::: Supplied data :::
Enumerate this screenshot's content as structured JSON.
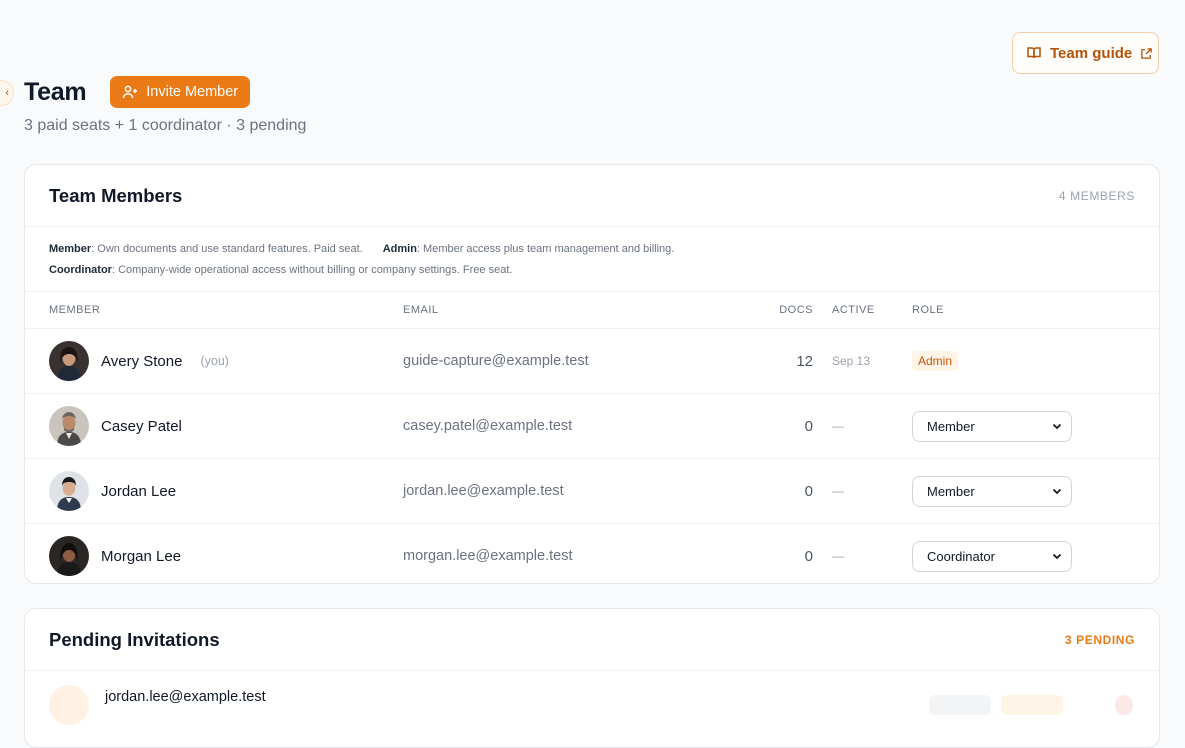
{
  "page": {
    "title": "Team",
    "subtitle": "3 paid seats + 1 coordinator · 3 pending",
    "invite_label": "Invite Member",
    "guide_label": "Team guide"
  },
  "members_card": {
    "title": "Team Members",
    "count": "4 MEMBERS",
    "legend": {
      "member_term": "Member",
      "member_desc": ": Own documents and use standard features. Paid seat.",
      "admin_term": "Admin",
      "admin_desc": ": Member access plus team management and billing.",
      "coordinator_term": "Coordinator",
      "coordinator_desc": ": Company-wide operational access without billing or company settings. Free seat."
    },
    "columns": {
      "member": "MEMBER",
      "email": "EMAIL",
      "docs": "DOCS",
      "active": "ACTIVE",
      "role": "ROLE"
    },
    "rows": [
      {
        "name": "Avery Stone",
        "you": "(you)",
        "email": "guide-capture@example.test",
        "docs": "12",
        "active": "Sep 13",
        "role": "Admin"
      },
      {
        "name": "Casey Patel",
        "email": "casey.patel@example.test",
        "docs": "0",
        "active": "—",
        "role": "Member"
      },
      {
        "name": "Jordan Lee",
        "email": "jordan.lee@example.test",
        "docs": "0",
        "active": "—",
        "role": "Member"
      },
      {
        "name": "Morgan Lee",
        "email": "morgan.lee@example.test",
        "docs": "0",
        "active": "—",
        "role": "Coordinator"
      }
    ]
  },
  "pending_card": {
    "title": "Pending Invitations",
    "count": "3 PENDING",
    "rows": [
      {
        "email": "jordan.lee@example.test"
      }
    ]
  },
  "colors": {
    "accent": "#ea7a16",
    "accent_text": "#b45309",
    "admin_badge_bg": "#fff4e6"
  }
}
:::
▶ Do this
Calculate how many lines of the material include the string "access", and state that number by itself.

▶ Result of this exercise
2